§ **EXERCISE OBJECTIVE**: Sort through the entries below and pull out lines containing the word "Patons".

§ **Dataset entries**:
+ + +

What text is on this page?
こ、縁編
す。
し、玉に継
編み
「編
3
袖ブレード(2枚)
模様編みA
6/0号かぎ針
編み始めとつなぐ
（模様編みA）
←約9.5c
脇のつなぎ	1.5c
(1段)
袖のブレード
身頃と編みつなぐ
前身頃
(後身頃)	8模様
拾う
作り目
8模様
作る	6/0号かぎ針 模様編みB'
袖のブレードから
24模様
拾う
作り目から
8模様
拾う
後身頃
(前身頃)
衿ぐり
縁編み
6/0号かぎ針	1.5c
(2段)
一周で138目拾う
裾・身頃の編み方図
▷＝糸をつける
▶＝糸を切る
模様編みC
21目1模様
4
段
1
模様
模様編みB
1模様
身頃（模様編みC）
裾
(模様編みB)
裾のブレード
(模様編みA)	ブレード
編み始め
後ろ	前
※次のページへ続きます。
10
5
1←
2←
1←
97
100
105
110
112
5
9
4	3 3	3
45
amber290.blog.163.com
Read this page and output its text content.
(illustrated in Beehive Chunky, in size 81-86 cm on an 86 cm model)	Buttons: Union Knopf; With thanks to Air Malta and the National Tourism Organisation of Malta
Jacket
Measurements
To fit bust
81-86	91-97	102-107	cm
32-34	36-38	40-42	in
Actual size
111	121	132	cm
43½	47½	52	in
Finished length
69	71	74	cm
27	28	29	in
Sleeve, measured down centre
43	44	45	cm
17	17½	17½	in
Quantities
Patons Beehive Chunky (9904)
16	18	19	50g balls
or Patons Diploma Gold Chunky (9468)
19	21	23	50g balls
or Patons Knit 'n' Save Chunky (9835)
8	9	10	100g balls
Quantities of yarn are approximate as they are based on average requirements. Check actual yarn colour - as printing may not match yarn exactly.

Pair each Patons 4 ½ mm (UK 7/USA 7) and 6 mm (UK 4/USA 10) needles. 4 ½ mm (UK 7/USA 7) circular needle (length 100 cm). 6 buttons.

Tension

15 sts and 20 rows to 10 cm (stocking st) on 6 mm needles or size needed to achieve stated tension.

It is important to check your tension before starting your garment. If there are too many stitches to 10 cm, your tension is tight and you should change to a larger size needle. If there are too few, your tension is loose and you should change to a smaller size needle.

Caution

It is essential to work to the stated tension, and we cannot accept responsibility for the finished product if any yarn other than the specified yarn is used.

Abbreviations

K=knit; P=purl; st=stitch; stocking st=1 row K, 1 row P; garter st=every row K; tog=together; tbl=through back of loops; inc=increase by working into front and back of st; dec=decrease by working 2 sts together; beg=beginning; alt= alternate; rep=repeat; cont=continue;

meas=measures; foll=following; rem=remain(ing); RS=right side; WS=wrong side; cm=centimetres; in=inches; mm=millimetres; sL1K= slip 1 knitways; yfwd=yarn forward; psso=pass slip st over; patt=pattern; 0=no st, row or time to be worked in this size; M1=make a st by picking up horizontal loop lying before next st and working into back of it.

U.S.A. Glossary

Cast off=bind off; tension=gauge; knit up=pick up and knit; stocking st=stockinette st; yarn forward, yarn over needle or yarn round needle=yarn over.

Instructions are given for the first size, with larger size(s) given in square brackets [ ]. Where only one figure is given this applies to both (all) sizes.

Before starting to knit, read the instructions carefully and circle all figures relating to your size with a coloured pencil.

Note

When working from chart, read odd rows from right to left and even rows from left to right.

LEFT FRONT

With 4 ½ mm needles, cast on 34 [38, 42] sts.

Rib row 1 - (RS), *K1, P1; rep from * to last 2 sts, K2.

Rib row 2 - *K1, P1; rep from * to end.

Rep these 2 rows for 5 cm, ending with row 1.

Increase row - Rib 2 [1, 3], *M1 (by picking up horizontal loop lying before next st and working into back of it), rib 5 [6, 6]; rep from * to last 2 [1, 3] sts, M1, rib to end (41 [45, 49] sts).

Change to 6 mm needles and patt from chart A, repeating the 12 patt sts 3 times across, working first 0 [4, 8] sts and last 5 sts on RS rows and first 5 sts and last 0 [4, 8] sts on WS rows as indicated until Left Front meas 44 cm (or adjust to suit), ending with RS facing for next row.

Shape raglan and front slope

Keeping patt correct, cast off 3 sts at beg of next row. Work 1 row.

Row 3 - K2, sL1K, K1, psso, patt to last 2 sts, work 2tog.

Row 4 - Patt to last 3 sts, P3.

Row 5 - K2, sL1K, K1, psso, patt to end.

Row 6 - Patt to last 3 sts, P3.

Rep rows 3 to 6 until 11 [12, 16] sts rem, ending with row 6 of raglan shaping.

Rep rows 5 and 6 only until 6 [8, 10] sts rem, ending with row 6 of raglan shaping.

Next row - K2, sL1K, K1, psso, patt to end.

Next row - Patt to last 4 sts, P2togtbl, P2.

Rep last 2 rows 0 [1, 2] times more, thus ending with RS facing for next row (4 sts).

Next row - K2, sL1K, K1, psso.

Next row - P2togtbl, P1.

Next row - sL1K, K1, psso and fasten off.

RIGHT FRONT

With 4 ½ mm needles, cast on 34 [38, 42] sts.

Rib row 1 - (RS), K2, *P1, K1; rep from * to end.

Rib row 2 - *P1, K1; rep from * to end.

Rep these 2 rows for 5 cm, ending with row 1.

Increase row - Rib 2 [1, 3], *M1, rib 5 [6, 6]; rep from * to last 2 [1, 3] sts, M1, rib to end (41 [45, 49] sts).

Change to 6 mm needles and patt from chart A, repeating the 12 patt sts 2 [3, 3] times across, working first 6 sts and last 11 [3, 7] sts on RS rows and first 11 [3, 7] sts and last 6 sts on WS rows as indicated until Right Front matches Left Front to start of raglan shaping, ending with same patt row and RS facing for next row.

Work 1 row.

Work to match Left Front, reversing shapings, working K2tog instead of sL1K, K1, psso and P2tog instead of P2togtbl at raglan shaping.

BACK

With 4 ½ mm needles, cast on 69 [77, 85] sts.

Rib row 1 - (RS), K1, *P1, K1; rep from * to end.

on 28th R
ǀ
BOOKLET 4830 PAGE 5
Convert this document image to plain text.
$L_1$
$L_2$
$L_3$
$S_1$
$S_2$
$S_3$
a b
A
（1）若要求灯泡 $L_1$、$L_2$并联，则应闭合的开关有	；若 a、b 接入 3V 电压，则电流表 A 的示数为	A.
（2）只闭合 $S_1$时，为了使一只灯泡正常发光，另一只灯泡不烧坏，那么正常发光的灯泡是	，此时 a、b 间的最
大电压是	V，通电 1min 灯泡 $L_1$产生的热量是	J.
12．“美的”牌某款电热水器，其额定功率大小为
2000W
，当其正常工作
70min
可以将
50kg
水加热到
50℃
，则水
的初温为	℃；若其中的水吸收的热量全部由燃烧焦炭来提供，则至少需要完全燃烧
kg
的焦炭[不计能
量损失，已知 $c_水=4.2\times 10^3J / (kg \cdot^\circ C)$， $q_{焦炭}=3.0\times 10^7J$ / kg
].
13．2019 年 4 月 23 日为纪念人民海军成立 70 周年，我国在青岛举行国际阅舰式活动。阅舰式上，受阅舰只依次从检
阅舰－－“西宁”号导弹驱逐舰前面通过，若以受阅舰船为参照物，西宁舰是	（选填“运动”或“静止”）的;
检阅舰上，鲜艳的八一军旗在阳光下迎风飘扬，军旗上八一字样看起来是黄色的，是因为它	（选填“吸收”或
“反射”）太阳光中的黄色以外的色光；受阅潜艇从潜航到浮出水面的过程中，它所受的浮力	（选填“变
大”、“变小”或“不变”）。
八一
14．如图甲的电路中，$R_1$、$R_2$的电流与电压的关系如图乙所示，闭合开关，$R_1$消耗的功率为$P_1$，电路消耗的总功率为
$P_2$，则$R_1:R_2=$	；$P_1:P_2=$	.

+ + +

§ **EXERCISE SOLUTION**:
Patons Beehive Chunky (9904)
or Patons Diploma Gold Chunky (9468)
or Patons Knit 'n' Save Chunky (9835)
Pair each Patons 4 ½ mm (UK 7/USA 7) and 6 mm (UK 4/USA 10) needles. 4 ½ mm (UK 7/USA 7) circular needle (length 100 cm). 6 buttons.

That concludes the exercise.